[Recorded data]
* begin *

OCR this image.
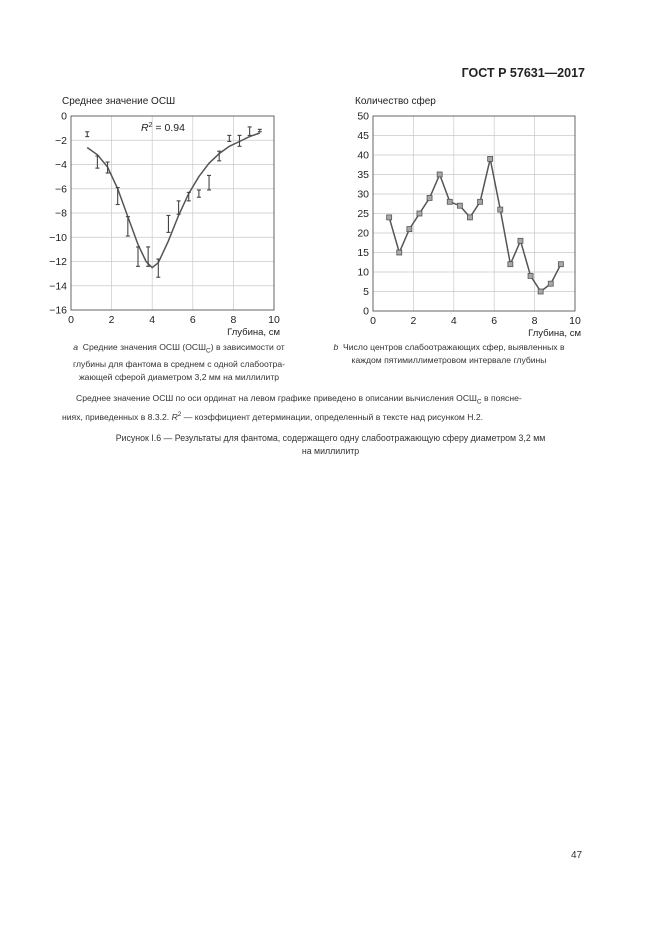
ГОСТ Р 57631—2017
Среднее значение ОСШ	Количество сфер
0	2	4	6	8	10
0
−2
−4
−6
−8
−10
−12
−14
−16
Глубина, см
$R^2 = 0.94$
0	2	4	6	8	10
0
5
10
15
20
25
30
35
40
45
50
Глубина, см
а Средние значения ОСШ $(ОСШ_С)$ в зависимости от
глубины для фантома в среднем с одной слабоотра-
жающей сферой диаметром 3,2 мм на миллилитр
b Число центров слабоотражающих сфер, выявленных в
каждом пятимиллиметровом интервале глубины
Среднее значение ОСШ по оси ординат на левом графике приведено в описании вычисления $ОСШ_С$ в поясне-
ниях, приведенных в 8.3.2. $R^2$ — коэффициент детерминации, определенный в тексте над рисунком Н.2.
Рисунок I.6 — Результаты для фантома, содержащего одну слабоотражающую сферу диаметром 3,2 мм
на миллилитр
47
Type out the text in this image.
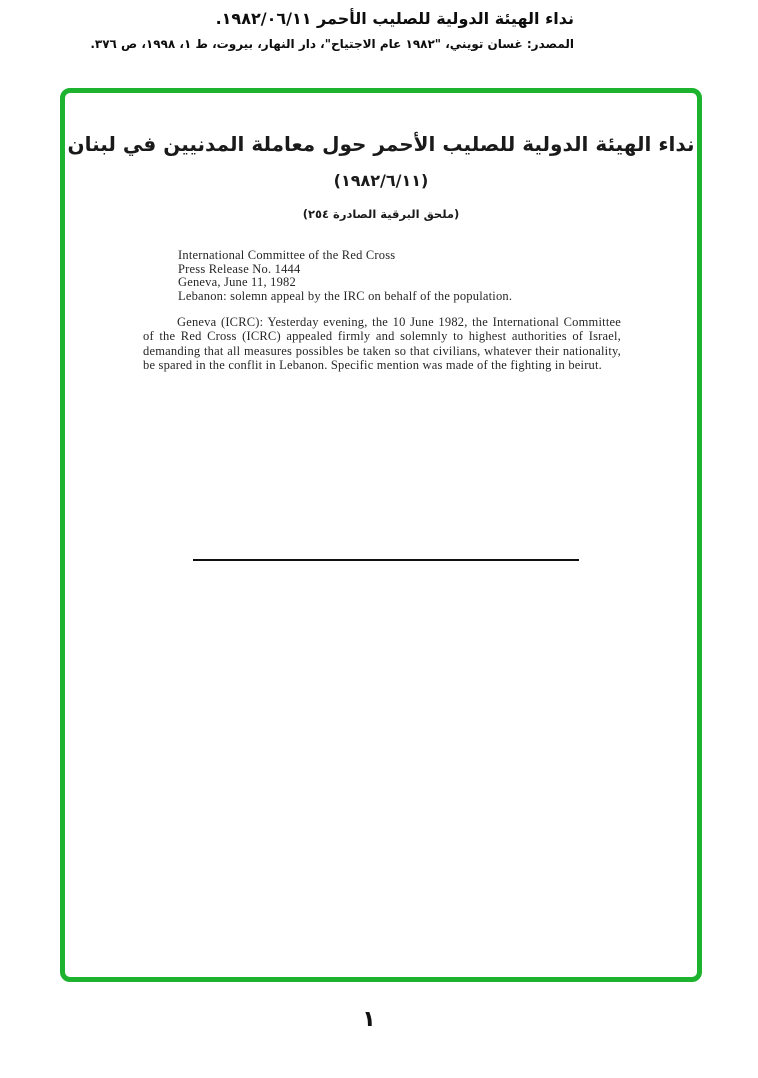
نداء الهيئة الدولية للصليب الأحمر ١٩٨٢/٠٦/١١.
المصدر: غسان تويني، "١٩٨٢ عام الاجتياح"، دار النهار، بيروت، ط ١، ١٩٩٨، ص ٣٧٦.
نداء الهيئة الدولية للصليب الأحمر حول معاملة المدنيين في لبنان
(١٩٨٢/٦/١١)
(ملحق البرقية الصادرة ٢٥٤)
International Committee of the Red Cross
Press Release No. 1444
Geneva, June 11, 1982
Lebanon: solemn appeal by the IRC on behalf of the population.
Geneva (ICRC): Yesterday evening, the 10 June 1982, the International Committee of the Red Cross (ICRC) appealed firmly and solemnly to highest authorities of Israel, demanding that all measures possibles be taken so that civilians, whatever their nationality, be spared in the conflit in Lebanon. Specific mention was made of the fighting in beirut.
١
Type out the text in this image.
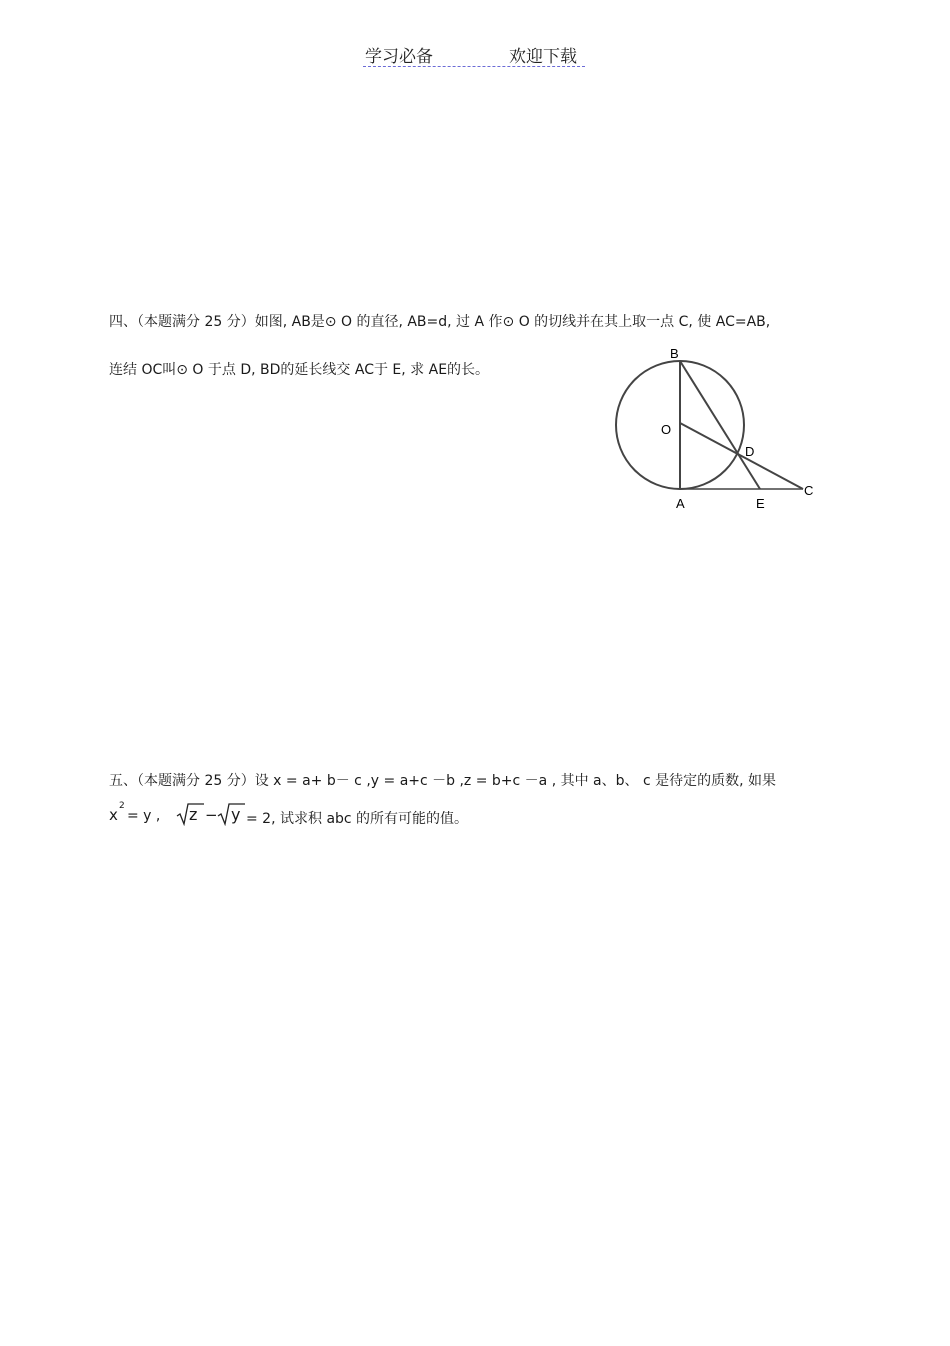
学习必备	欢迎下载
四、（本题满分 25 分）如图, AB是⊙ O 的直径, AB=d, 过 A 作⊙ O 的切线并在其上取一点 C, 使 AC=AB,
连结 OC叫⊙ O 于点 D, BD的延长线交 AC于 E, 求 AE的长。
B
O
D
A	E
C
五、（本题满分 25 分）设 x = a+ b－ c ,y = a+c －b ,z = b+c －a , 其中 a、b、 c 是待定的质数, 如果
x 2
= y , z − y = 2, 试求积 abc 的所有可能的值。
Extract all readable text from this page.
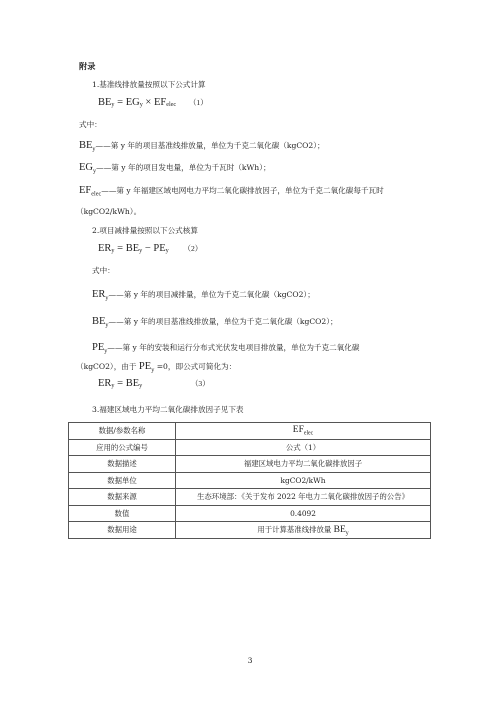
附录
1.基准线排放量按照以下公式计算
$BE_y = EG_y \times EF_{elec}$ （1）
式中：
$BE_y——$第 y 年的项目基准线排放量，单位为千克二氧化碳（kgCO2）；
$EG_y——$第 y 年的项目发电量，单位为千瓦时（kWh）；
$EF_{elec}——$第 y 年福建区域电网电力平均二氧化碳排放因子，单位为千克二氧化碳每千瓦时
（kgCO2/kWh）。
2.项目减排量按照以下公式核算
$ER_y = BE_y - PE_y$ （2）
式中：
$ER_y——$第 y 年的项目减排量，单位为千克二氧化碳（kgCO2）；
$BE_y——$第 y 年的项目基准线排放量，单位为千克二氧化碳（kgCO2）；
$PE_y——$第 y 年的安装和运行分布式光伏发电项目排放量，单位为千克二氧化碳
（kgCO2），由于 $PE_y =0$，即公式可简化为：
$ER_y = BE_y$	（3）
3.福建区域电力平均二氧化碳排放因子见下表
数据/参数名称	$EF_{elec}$
应用的公式编号	公式（1）
数据描述	福建区域电力平均二氧化碳排放因子
数据单位	kgCO2/kWh
数据来源	生态环境部：《关于发布 2022 年电力二氧化碳排放因子的公告》
数值	0.4092
数据用途	用于计算基准线排放量 $BE_y$
3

* end *

_WORK TO COMPLETE_: Take every line from the records above that has the word "June" and copy it.

_OUTPUT BELOW_:
Geneva, June 11, 1982
Geneva (ICRC): Yesterday evening, the 10 June 1982, the International Committee of the Red Cross (ICRC) appealed firmly and solemnly to highest authorities of Israel, demanding that all measures possibles be taken so that civilians, whatever their nationality, be spared in the conflit in Lebanon. Specific mention was made of the fighting in beirut.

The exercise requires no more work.